Short exercise
In the material below, find each line holding the string "structure" and copy it.

Dataset items:
::::::
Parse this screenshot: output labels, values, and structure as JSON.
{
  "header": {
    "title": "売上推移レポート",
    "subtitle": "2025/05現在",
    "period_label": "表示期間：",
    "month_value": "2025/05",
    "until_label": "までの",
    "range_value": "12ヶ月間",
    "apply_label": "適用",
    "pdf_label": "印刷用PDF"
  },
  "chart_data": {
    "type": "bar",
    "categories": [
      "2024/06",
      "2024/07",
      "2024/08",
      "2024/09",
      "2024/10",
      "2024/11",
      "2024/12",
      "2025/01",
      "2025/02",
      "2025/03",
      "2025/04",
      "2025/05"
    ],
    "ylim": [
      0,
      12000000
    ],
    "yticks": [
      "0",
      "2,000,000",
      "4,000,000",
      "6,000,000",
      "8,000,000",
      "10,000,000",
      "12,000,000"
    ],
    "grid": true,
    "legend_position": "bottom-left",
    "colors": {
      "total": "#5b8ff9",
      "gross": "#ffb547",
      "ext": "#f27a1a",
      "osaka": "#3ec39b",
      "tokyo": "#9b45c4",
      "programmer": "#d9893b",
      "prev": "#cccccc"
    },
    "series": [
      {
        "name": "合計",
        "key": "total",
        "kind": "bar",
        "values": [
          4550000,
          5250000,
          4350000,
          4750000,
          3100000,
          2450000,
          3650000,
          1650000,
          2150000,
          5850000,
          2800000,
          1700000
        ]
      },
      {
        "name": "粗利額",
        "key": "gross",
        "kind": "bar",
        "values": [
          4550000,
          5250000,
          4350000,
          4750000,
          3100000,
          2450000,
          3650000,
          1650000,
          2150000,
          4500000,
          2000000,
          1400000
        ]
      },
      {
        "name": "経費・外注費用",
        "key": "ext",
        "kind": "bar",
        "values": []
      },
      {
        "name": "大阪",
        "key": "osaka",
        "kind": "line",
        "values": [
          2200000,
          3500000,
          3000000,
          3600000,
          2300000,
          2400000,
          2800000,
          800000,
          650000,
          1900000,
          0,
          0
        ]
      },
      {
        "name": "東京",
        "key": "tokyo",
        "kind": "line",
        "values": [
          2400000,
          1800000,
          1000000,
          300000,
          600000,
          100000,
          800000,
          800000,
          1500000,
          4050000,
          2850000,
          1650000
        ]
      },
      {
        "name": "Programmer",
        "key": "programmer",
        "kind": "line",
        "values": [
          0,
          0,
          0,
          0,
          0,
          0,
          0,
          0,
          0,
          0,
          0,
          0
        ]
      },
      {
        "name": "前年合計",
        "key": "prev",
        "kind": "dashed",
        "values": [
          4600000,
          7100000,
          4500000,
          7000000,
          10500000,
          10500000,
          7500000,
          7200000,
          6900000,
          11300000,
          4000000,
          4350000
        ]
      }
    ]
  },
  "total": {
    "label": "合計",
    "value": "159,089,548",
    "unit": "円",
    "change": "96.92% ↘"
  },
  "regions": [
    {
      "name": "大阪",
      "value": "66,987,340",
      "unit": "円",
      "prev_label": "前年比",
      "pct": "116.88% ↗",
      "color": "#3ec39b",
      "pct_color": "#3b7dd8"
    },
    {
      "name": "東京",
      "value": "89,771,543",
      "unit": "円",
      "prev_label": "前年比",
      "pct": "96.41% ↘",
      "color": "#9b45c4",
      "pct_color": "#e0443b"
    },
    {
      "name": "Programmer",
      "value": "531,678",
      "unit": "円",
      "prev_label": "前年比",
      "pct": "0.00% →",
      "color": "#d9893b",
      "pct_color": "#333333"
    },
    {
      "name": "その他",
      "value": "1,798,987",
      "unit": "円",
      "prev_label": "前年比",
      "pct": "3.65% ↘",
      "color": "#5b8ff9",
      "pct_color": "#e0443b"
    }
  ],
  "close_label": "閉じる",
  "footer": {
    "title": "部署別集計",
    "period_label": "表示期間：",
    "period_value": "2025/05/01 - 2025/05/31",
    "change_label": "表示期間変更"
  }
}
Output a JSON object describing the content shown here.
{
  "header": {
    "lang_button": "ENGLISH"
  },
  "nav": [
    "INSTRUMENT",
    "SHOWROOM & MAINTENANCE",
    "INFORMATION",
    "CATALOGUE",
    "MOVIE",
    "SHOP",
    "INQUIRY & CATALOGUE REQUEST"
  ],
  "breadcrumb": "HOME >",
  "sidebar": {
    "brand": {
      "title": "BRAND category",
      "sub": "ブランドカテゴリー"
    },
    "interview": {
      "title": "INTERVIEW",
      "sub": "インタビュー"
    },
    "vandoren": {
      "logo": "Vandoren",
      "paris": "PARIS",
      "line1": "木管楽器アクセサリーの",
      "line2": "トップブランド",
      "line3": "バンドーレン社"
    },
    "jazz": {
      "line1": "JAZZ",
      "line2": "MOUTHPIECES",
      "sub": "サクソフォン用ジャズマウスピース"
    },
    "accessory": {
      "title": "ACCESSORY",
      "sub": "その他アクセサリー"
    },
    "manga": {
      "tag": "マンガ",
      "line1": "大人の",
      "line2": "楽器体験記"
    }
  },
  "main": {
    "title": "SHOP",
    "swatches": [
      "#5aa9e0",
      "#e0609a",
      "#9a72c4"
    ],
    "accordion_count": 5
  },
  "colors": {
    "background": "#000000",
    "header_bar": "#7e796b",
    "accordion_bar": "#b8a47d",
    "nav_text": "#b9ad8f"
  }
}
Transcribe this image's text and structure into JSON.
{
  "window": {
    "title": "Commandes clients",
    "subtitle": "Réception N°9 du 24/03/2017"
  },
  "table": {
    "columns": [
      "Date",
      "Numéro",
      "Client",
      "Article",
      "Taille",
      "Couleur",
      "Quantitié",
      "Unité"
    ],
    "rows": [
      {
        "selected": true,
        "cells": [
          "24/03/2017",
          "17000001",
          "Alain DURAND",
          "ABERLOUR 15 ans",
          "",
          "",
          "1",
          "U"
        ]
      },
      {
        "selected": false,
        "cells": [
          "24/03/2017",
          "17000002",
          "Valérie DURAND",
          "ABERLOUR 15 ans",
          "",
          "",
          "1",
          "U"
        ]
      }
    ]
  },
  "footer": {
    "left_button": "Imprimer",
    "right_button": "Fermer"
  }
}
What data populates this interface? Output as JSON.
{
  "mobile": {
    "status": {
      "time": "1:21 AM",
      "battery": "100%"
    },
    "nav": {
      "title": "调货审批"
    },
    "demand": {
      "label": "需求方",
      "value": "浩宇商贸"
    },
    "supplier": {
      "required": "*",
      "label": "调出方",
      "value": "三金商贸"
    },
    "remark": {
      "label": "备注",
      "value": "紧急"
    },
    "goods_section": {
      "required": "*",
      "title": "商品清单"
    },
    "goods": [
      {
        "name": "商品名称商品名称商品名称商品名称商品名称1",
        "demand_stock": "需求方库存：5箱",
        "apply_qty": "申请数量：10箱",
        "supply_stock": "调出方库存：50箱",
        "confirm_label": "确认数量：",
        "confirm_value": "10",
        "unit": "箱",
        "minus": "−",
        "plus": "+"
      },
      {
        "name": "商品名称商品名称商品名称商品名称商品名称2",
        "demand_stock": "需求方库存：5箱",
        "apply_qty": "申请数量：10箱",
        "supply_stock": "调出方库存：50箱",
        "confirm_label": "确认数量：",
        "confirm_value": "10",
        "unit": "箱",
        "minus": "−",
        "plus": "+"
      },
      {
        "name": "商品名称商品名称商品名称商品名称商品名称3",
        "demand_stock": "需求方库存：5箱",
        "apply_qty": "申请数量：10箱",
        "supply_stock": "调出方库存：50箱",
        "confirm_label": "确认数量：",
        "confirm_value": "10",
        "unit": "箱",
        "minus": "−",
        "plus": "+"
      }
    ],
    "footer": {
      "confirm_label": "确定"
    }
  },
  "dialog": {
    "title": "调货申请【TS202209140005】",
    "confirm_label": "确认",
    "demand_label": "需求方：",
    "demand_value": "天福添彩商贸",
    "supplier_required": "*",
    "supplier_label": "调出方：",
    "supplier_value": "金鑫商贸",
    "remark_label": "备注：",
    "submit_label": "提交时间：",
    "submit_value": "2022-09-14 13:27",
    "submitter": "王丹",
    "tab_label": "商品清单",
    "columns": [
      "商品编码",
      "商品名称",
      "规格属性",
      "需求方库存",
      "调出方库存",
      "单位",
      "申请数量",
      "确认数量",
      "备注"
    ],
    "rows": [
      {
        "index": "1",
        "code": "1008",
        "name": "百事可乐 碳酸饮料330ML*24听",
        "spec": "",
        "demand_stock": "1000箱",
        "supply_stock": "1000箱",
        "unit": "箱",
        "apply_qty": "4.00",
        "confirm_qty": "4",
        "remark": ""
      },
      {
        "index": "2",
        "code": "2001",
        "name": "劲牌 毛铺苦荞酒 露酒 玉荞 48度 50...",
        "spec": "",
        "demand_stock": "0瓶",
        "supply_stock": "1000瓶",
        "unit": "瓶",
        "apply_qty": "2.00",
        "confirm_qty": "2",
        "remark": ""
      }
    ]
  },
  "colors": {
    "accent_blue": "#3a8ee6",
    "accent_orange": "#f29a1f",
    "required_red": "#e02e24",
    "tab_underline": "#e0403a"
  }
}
::::::
Output for this exercise
Parse this screenshot: output labels, values, and structure as JSON.
Transcribe this image's text and structure into JSON.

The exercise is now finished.